Given task -> Repeat the whole listing below, word for word.

::::

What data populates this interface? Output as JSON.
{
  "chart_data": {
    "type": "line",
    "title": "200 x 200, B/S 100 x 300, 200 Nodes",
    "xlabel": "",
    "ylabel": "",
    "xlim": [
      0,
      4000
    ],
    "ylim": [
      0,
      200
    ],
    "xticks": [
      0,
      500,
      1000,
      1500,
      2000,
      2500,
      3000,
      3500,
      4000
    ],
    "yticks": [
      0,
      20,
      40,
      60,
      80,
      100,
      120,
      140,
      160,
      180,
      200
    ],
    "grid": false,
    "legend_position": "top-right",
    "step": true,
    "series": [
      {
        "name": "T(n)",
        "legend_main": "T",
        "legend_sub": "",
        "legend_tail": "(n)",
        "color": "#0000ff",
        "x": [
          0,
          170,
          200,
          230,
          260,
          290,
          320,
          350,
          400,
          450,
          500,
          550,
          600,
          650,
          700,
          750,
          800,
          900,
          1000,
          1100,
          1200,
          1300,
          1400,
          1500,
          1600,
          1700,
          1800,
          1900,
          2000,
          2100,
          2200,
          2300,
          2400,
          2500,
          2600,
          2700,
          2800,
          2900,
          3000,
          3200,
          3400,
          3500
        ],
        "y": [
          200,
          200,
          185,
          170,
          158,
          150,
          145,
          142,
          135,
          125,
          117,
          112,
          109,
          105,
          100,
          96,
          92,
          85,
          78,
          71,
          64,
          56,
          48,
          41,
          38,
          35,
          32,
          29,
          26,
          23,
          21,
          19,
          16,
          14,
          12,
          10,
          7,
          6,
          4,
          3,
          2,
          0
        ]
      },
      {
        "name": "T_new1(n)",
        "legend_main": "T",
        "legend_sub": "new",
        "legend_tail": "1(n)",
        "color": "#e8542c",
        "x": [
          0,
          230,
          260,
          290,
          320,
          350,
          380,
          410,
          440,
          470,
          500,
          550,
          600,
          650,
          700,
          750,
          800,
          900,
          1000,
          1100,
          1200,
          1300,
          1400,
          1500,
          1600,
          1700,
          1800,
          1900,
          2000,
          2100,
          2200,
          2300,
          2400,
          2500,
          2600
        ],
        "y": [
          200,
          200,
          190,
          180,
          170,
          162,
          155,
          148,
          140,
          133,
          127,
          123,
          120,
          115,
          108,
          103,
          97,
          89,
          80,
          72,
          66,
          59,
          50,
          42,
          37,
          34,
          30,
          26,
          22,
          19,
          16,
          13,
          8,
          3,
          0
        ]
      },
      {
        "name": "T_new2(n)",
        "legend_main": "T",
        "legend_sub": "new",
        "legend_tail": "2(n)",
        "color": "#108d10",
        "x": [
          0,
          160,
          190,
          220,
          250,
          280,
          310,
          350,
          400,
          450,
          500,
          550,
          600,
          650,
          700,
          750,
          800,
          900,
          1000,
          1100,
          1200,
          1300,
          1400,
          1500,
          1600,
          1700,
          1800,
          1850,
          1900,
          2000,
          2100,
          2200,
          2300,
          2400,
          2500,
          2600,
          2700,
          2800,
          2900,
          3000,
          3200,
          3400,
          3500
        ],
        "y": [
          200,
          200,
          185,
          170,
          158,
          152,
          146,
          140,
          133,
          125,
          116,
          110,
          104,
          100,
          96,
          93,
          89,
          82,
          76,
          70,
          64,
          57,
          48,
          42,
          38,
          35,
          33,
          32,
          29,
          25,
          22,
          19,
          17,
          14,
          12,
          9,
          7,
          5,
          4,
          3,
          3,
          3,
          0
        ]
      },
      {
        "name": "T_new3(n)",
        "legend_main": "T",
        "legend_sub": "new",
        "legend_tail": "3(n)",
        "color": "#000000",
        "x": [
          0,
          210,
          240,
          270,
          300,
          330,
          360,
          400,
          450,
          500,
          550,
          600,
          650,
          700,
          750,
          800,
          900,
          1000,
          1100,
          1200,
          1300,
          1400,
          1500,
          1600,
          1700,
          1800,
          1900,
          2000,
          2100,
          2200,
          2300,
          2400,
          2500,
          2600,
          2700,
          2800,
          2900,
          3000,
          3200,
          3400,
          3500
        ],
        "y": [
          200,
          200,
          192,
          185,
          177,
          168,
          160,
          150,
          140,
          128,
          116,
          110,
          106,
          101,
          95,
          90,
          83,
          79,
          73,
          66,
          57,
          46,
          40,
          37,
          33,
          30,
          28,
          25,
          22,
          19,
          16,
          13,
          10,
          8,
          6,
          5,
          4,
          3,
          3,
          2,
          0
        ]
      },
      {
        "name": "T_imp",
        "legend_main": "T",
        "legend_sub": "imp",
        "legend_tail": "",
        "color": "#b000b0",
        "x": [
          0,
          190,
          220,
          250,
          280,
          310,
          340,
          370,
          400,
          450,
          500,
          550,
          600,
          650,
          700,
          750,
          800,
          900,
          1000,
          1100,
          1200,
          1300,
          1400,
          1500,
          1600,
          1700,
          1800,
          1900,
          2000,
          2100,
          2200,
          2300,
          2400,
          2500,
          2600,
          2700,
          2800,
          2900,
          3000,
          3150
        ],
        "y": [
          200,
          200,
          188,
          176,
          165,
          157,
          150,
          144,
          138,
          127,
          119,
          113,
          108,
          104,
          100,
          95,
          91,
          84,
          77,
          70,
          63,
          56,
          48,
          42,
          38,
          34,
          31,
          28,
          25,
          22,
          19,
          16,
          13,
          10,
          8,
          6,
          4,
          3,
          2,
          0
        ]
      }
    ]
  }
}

::::

Finished task ->
What data populates this interface? Output as JSON.
{
  "chart_data": {
    "type": "line",
    "title": "200 x 200, B/S 100 x 300, 200 Nodes",
    "xlabel": "",
    "ylabel": "",
    "xlim": [
      0,
      4000
    ],
    "ylim": [
      0,
      200
    ],
    "xticks": [
      0,
      500,
      1000,
      1500,
      2000,
      2500,
      3000,
      3500,
      4000
    ],
    "yticks": [
      0,
      20,
      40,
      60,
      80,
      100,
      120,
      140,
      160,
      180,
      200
    ],
    "grid": false,
    "legend_position": "top-right",
    "step": true,
    "series": [
      {
        "name": "T(n)",
        "legend_main": "T",
        "legend_sub": "",
        "legend_tail": "(n)",
        "color": "#0000ff",
        "x": [
          0,
          170,
          200,
          230,
          260,
          290,
          320,
          350,
          400,
          450,
          500,
          550,
          600,
          650,
          700,
          750,
          800,
          900,
          1000,
          1100,
          1200,
          1300,
          1400,
          1500,
          1600,
          1700,
          1800,
          1900,
          2000,
          2100,
          2200,
          2300,
          2400,
          2500,
          2600,
          2700,
          2800,
          2900,
          3000,
          3200,
          3400,
          3500
        ],
        "y": [
          200,
          200,
          185,
          170,
          158,
          150,
          145,
          142,
          135,
          125,
          117,
          112,
          109,
          105,
          100,
          96,
          92,
          85,
          78,
          71,
          64,
          56,
          48,
          41,
          38,
          35,
          32,
          29,
          26,
          23,
          21,
          19,
          16,
          14,
          12,
          10,
          7,
          6,
          4,
          3,
          2,
          0
        ]
      },
      {
        "name": "T_new1(n)",
        "legend_main": "T",
        "legend_sub": "new",
        "legend_tail": "1(n)",
        "color": "#e8542c",
        "x": [
          0,
          230,
          260,
          290,
          320,
          350,
          380,
          410,
          440,
          470,
          500,
          550,
          600,
          650,
          700,
          750,
          800,
          900,
          1000,
          1100,
          1200,
          1300,
          1400,
          1500,
          1600,
          1700,
          1800,
          1900,
          2000,
          2100,
          2200,
          2300,
          2400,
          2500,
          2600
        ],
        "y": [
          200,
          200,
          190,
          180,
          170,
          162,
          155,
          148,
          140,
          133,
          127,
          123,
          120,
          115,
          108,
          103,
          97,
          89,
          80,
          72,
          66,
          59,
          50,
          42,
          37,
          34,
          30,
          26,
          22,
          19,
          16,
          13,
          8,
          3,
          0
        ]
      },
      {
        "name": "T_new2(n)",
        "legend_main": "T",
        "legend_sub": "new",
        "legend_tail": "2(n)",
        "color": "#108d10",
        "x": [
          0,
          160,
          190,
          220,
          250,
          280,
          310,
          350,
          400,
          450,
          500,
          550,
          600,
          650,
          700,
          750,
          800,
          900,
          1000,
          1100,
          1200,
          1300,
          1400,
          1500,
          1600,
          1700,
          1800,
          1850,
          1900,
          2000,
          2100,
          2200,
          2300,
          2400,
          2500,
          2600,
          2700,
          2800,
          2900,
          3000,
          3200,
          3400,
          3500
        ],
        "y": [
          200,
          200,
          185,
          170,
          158,
          152,
          146,
          140,
          133,
          125,
          116,
          110,
          104,
          100,
          96,
          93,
          89,
          82,
          76,
          70,
          64,
          57,
          48,
          42,
          38,
          35,
          33,
          32,
          29,
          25,
          22,
          19,
          17,
          14,
          12,
          9,
          7,
          5,
          4,
          3,
          3,
          3,
          0
        ]
      },
      {
        "name": "T_new3(n)",
        "legend_main": "T",
        "legend_sub": "new",
        "legend_tail": "3(n)",
        "color": "#000000",
        "x": [
          0,
          210,
          240,
          270,
          300,
          330,
          360,
          400,
          450,
          500,
          550,
          600,
          650,
          700,
          750,
          800,
          900,
          1000,
          1100,
          1200,
          1300,
          1400,
          1500,
          1600,
          1700,
          1800,
          1900,
          2000,
          2100,
          2200,
          2300,
          2400,
          2500,
          2600,
          2700,
          2800,
          2900,
          3000,
          3200,
          3400,
          3500
        ],
        "y": [
          200,
          200,
          192,
          185,
          177,
          168,
          160,
          150,
          140,
          128,
          116,
          110,
          106,
          101,
          95,
          90,
          83,
          79,
          73,
          66,
          57,
          46,
          40,
          37,
          33,
          30,
          28,
          25,
          22,
          19,
          16,
          13,
          10,
          8,
          6,
          5,
          4,
          3,
          3,
          2,
          0
        ]
      },
      {
        "name": "T_imp",
        "legend_main": "T",
        "legend_sub": "imp",
        "legend_tail": "",
        "color": "#b000b0",
        "x": [
          0,
          190,
          220,
          250,
          280,
          310,
          340,
          370,
          400,
          450,
          500,
          550,
          600,
          650,
          700,
          750,
          800,
          900,
          1000,
          1100,
          1200,
          1300,
          1400,
          1500,
          1600,
          1700,
          1800,
          1900,
          2000,
          2100,
          2200,
          2300,
          2400,
          2500,
          2600,
          2700,
          2800,
          2900,
          3000,
          3150
        ],
        "y": [
          200,
          200,
          188,
          176,
          165,
          157,
          150,
          144,
          138,
          127,
          119,
          113,
          108,
          104,
          100,
          95,
          91,
          84,
          77,
          70,
          63,
          56,
          48,
          42,
          38,
          34,
          31,
          28,
          25,
          22,
          19,
          16,
          13,
          10,
          8,
          6,
          4,
          3,
          2,
          0
        ]
      }
    ]
  }
}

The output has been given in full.